Dataset records
---------------

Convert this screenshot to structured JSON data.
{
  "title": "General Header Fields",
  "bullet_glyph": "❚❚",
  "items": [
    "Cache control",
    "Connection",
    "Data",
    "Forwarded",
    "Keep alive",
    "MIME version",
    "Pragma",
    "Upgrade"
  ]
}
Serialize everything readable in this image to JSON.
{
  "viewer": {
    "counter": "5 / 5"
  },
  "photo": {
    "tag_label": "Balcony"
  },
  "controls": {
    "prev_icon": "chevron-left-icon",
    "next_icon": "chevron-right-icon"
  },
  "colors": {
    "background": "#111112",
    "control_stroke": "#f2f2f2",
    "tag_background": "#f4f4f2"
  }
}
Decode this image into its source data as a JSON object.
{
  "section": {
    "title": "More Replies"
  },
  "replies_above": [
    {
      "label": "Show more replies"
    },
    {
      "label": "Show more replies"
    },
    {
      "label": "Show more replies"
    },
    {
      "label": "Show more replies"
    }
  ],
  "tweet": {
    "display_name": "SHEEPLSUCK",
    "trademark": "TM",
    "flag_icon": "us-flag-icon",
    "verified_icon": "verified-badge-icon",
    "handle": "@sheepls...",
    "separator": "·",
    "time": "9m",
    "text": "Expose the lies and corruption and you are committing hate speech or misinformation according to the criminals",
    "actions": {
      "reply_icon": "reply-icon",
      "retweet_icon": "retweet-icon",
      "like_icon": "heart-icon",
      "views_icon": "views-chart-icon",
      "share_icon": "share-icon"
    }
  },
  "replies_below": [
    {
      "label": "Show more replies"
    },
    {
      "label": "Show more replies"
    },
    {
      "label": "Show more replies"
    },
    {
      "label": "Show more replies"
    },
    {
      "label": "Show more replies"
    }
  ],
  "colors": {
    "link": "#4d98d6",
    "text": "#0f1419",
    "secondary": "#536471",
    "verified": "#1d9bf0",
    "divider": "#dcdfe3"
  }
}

---------------

**Description of the task:** Return every record above exactly as it appears.

**The solution:**
Convert this screenshot to structured JSON data.
{
  "title": "General Header Fields",
  "bullet_glyph": "❚❚",
  "items": [
    "Cache control",
    "Connection",
    "Data",
    "Forwarded",
    "Keep alive",
    "MIME version",
    "Pragma",
    "Upgrade"
  ]
}
Serialize everything readable in this image to JSON.
{
  "viewer": {
    "counter": "5 / 5"
  },
  "photo": {
    "tag_label": "Balcony"
  },
  "controls": {
    "prev_icon": "chevron-left-icon",
    "next_icon": "chevron-right-icon"
  },
  "colors": {
    "background": "#111112",
    "control_stroke": "#f2f2f2",
    "tag_background": "#f4f4f2"
  }
}
Decode this image into its source data as a JSON object.
{
  "section": {
    "title": "More Replies"
  },
  "replies_above": [
    {
      "label": "Show more replies"
    },
    {
      "label": "Show more replies"
    },
    {
      "label": "Show more replies"
    },
    {
      "label": "Show more replies"
    }
  ],
  "tweet": {
    "display_name": "SHEEPLSUCK",
    "trademark": "TM",
    "flag_icon": "us-flag-icon",
    "verified_icon": "verified-badge-icon",
    "handle": "@sheepls...",
    "separator": "·",
    "time": "9m",
    "text": "Expose the lies and corruption and you are committing hate speech or misinformation according to the criminals",
    "actions": {
      "reply_icon": "reply-icon",
      "retweet_icon": "retweet-icon",
      "like_icon": "heart-icon",
      "views_icon": "views-chart-icon",
      "share_icon": "share-icon"
    }
  },
  "replies_below": [
    {
      "label": "Show more replies"
    },
    {
      "label": "Show more replies"
    },
    {
      "label": "Show more replies"
    },
    {
      "label": "Show more replies"
    },
    {
      "label": "Show more replies"
    }
  ],
  "colors": {
    "link": "#4d98d6",
    "text": "#0f1419",
    "secondary": "#536471",
    "verified": "#1d9bf0",
    "divider": "#dcdfe3"
  }
}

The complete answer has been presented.